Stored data
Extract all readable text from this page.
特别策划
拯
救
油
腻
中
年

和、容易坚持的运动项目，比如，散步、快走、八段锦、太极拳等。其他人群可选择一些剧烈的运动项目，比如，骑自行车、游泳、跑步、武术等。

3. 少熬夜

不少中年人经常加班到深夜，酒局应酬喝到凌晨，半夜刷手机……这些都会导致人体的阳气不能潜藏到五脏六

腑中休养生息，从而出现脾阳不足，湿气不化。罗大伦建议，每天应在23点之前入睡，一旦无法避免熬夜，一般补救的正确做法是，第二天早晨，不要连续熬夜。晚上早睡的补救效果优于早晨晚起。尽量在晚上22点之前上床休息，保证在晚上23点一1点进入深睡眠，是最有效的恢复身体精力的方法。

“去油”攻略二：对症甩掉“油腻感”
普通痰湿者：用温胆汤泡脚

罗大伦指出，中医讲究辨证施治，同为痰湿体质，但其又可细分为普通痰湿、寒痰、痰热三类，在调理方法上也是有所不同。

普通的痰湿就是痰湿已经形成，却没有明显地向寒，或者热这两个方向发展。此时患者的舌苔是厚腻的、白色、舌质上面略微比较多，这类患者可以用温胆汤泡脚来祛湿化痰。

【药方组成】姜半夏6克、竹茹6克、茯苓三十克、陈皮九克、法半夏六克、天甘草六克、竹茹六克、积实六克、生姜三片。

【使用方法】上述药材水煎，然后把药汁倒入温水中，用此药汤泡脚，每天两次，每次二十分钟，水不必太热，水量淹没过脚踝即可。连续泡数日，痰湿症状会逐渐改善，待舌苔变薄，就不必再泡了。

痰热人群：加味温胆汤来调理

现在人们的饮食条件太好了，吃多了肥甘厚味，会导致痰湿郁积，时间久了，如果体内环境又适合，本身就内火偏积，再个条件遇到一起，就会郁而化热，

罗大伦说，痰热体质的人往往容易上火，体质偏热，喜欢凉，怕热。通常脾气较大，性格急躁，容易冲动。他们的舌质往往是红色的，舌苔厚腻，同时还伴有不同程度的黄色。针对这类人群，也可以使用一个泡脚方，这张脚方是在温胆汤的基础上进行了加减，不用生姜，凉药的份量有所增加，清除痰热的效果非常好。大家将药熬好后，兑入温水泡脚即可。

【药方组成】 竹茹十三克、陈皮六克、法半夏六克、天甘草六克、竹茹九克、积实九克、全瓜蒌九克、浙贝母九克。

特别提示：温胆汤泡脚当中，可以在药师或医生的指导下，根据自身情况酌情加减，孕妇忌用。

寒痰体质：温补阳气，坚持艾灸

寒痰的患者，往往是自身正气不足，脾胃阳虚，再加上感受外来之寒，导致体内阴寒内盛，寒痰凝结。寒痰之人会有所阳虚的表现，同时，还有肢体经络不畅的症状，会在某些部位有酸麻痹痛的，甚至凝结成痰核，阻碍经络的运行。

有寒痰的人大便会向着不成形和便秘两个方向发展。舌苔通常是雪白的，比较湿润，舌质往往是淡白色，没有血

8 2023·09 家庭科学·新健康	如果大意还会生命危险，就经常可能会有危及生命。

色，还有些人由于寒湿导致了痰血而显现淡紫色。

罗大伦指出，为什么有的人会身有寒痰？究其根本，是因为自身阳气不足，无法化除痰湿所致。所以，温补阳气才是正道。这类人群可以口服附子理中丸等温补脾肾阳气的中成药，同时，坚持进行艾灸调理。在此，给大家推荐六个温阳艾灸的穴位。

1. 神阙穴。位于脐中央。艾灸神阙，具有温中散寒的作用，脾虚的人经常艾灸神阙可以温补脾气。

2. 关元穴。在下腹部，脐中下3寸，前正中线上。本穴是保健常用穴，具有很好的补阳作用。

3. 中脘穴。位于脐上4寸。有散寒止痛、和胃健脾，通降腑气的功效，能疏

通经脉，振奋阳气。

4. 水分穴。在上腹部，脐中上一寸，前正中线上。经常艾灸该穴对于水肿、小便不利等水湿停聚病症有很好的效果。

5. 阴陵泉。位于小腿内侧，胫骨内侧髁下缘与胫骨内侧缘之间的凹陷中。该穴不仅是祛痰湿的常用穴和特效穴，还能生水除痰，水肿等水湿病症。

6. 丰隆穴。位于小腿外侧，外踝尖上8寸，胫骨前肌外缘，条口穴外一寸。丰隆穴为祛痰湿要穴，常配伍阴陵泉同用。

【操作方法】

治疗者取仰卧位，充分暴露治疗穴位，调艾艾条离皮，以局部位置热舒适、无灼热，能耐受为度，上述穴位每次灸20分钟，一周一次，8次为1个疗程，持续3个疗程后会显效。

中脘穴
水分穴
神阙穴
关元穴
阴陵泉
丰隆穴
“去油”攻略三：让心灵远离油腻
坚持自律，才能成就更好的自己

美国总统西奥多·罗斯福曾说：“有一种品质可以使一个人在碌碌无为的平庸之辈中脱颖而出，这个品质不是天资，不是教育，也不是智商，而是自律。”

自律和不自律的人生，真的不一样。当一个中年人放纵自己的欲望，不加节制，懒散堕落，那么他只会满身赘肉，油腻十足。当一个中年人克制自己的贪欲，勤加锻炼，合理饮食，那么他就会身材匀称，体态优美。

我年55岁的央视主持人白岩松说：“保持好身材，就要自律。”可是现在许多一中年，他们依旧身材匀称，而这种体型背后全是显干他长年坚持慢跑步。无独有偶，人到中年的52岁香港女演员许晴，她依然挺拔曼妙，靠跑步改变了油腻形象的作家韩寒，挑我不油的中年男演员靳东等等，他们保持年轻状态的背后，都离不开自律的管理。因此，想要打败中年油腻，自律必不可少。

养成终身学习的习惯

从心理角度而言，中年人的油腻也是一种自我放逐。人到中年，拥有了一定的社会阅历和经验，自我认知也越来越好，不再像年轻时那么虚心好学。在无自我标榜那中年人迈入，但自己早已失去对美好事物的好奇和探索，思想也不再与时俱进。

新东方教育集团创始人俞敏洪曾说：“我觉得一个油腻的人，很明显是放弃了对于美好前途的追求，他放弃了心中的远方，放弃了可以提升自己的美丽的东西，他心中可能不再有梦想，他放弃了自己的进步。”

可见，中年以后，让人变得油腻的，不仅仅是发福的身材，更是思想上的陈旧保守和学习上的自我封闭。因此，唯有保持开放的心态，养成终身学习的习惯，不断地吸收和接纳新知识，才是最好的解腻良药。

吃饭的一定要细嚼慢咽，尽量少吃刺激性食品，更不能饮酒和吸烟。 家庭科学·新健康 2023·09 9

_Stated exercise_
Give the records above again, word for word.

_Response to this exercise_
Extract all readable text from this page.
特别策划
拯
救
油
腻
中
年

和、容易坚持的运动项目，比如，散步、快走、八段锦、太极拳等。其他人群可选择一些剧烈的运动项目，比如，骑自行车、游泳、跑步、武术等。

3. 少熬夜

不少中年人经常加班到深夜，酒局应酬喝到凌晨，半夜刷手机……这些都会导致人体的阳气不能潜藏到五脏六

腑中休养生息，从而出现脾阳不足，湿气不化。罗大伦建议，每天应在23点之前入睡，一旦无法避免熬夜，一般补救的正确做法是，第二天早晨，不要连续熬夜。晚上早睡的补救效果优于早晨晚起。尽量在晚上22点之前上床休息，保证在晚上23点一1点进入深睡眠，是最有效的恢复身体精力的方法。

“去油”攻略二：对症甩掉“油腻感”
普通痰湿者：用温胆汤泡脚

罗大伦指出，中医讲究辨证施治，同为痰湿体质，但其又可细分为普通痰湿、寒痰、痰热三类，在调理方法上也是有所不同。

普通的痰湿就是痰湿已经形成，却没有明显地向寒，或者热这两个方向发展。此时患者的舌苔是厚腻的、白色、舌质上面略微比较多，这类患者可以用温胆汤泡脚来祛湿化痰。

【药方组成】姜半夏6克、竹茹6克、茯苓三十克、陈皮九克、法半夏六克、天甘草六克、竹茹六克、积实六克、生姜三片。

【使用方法】上述药材水煎，然后把药汁倒入温水中，用此药汤泡脚，每天两次，每次二十分钟，水不必太热，水量淹没过脚踝即可。连续泡数日，痰湿症状会逐渐改善，待舌苔变薄，就不必再泡了。

痰热人群：加味温胆汤来调理

现在人们的饮食条件太好了，吃多了肥甘厚味，会导致痰湿郁积，时间久了，如果体内环境又适合，本身就内火偏积，再个条件遇到一起，就会郁而化热，

罗大伦说，痰热体质的人往往容易上火，体质偏热，喜欢凉，怕热。通常脾气较大，性格急躁，容易冲动。他们的舌质往往是红色的，舌苔厚腻，同时还伴有不同程度的黄色。针对这类人群，也可以使用一个泡脚方，这张脚方是在温胆汤的基础上进行了加减，不用生姜，凉药的份量有所增加，清除痰热的效果非常好。大家将药熬好后，兑入温水泡脚即可。

【药方组成】 竹茹十三克、陈皮六克、法半夏六克、天甘草六克、竹茹九克、积实九克、全瓜蒌九克、浙贝母九克。

特别提示：温胆汤泡脚当中，可以在药师或医生的指导下，根据自身情况酌情加减，孕妇忌用。

寒痰体质：温补阳气，坚持艾灸

寒痰的患者，往往是自身正气不足，脾胃阳虚，再加上感受外来之寒，导致体内阴寒内盛，寒痰凝结。寒痰之人会有所阳虚的表现，同时，还有肢体经络不畅的症状，会在某些部位有酸麻痹痛的，甚至凝结成痰核，阻碍经络的运行。

有寒痰的人大便会向着不成形和便秘两个方向发展。舌苔通常是雪白的，比较湿润，舌质往往是淡白色，没有血

8 2023·09 家庭科学·新健康	如果大意还会生命危险，就经常可能会有危及生命。

色，还有些人由于寒湿导致了痰血而显现淡紫色。

罗大伦指出，为什么有的人会身有寒痰？究其根本，是因为自身阳气不足，无法化除痰湿所致。所以，温补阳气才是正道。这类人群可以口服附子理中丸等温补脾肾阳气的中成药，同时，坚持进行艾灸调理。在此，给大家推荐六个温阳艾灸的穴位。

1. 神阙穴。位于脐中央。艾灸神阙，具有温中散寒的作用，脾虚的人经常艾灸神阙可以温补脾气。

2. 关元穴。在下腹部，脐中下3寸，前正中线上。本穴是保健常用穴，具有很好的补阳作用。

3. 中脘穴。位于脐上4寸。有散寒止痛、和胃健脾，通降腑气的功效，能疏

通经脉，振奋阳气。

4. 水分穴。在上腹部，脐中上一寸，前正中线上。经常艾灸该穴对于水肿、小便不利等水湿停聚病症有很好的效果。

5. 阴陵泉。位于小腿内侧，胫骨内侧髁下缘与胫骨内侧缘之间的凹陷中。该穴不仅是祛痰湿的常用穴和特效穴，还能生水除痰，水肿等水湿病症。

6. 丰隆穴。位于小腿外侧，外踝尖上8寸，胫骨前肌外缘，条口穴外一寸。丰隆穴为祛痰湿要穴，常配伍阴陵泉同用。

【操作方法】

治疗者取仰卧位，充分暴露治疗穴位，调艾艾条离皮，以局部位置热舒适、无灼热，能耐受为度，上述穴位每次灸20分钟，一周一次，8次为1个疗程，持续3个疗程后会显效。

中脘穴
水分穴
神阙穴
关元穴
阴陵泉
丰隆穴
“去油”攻略三：让心灵远离油腻
坚持自律，才能成就更好的自己

美国总统西奥多·罗斯福曾说：“有一种品质可以使一个人在碌碌无为的平庸之辈中脱颖而出，这个品质不是天资，不是教育，也不是智商，而是自律。”

自律和不自律的人生，真的不一样。当一个中年人放纵自己的欲望，不加节制，懒散堕落，那么他只会满身赘肉，油腻十足。当一个中年人克制自己的贪欲，勤加锻炼，合理饮食，那么他就会身材匀称，体态优美。

我年55岁的央视主持人白岩松说：“保持好身材，就要自律。”可是现在许多一中年，他们依旧身材匀称，而这种体型背后全是显干他长年坚持慢跑步。无独有偶，人到中年的52岁香港女演员许晴，她依然挺拔曼妙，靠跑步改变了油腻形象的作家韩寒，挑我不油的中年男演员靳东等等，他们保持年轻状态的背后，都离不开自律的管理。因此，想要打败中年油腻，自律必不可少。

养成终身学习的习惯

从心理角度而言，中年人的油腻也是一种自我放逐。人到中年，拥有了一定的社会阅历和经验，自我认知也越来越好，不再像年轻时那么虚心好学。在无自我标榜那中年人迈入，但自己早已失去对美好事物的好奇和探索，思想也不再与时俱进。

新东方教育集团创始人俞敏洪曾说：“我觉得一个油腻的人，很明显是放弃了对于美好前途的追求，他放弃了心中的远方，放弃了可以提升自己的美丽的东西，他心中可能不再有梦想，他放弃了自己的进步。”

可见，中年以后，让人变得油腻的，不仅仅是发福的身材，更是思想上的陈旧保守和学习上的自我封闭。因此，唯有保持开放的心态，养成终身学习的习惯，不断地吸收和接纳新知识，才是最好的解腻良药。

吃饭的一定要细嚼慢咽，尽量少吃刺激性食品，更不能饮酒和吸烟。 家庭科学·新健康 2023·09 9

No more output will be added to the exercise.